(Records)

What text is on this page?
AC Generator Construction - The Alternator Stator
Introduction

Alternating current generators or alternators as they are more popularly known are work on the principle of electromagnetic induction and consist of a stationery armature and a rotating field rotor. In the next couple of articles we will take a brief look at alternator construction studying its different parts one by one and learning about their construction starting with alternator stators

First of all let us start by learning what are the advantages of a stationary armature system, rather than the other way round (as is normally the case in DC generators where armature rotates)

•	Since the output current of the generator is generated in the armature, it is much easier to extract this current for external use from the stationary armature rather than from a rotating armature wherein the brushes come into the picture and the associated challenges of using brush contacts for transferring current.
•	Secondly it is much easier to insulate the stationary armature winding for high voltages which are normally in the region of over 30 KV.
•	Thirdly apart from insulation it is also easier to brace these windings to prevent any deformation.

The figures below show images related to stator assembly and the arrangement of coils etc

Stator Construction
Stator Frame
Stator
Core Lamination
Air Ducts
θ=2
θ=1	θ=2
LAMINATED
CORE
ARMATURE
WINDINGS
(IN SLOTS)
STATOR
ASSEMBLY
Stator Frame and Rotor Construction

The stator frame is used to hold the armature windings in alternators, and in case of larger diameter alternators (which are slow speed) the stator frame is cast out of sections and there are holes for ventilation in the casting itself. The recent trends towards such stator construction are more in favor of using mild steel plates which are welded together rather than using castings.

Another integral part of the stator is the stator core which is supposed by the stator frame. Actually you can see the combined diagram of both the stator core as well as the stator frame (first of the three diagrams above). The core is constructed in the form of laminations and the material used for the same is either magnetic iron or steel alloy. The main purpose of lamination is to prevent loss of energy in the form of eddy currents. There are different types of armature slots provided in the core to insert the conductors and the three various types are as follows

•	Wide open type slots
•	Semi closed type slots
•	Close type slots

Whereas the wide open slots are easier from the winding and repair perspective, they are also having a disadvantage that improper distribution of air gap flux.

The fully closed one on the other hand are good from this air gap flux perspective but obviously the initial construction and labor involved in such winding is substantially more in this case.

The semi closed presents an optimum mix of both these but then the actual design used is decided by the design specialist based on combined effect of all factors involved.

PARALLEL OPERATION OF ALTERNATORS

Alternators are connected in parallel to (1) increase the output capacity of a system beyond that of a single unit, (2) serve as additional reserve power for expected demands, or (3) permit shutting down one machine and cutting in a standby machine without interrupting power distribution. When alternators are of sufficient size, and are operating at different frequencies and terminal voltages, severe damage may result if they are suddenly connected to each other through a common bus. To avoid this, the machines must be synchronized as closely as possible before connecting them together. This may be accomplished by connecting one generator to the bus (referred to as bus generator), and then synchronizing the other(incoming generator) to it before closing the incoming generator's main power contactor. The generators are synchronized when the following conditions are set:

▶ _DIRECTIONS FOR THIS TASK_
Each line above that holds the string "combined" should be copied and shown.

▶ _OUTPUT FOR THIS TASK_
Another integral part of the stator is the stator core which is supposed by the stator frame. Actually you can see the combined diagram of both the stator core as well as the stator frame (first of the three diagrams above). The core is constructed in the form of laminations and the material used for the same is either magnetic iron or steel alloy. The main purpose of lamination is to prevent loss of energy in the form of eddy currents. There are different types of armature slots provided in the core to insert the conductors and the three various types are as follows
The semi closed presents an optimum mix of both these but then the actual design used is decided by the design specialist based on combined effect of all factors involved.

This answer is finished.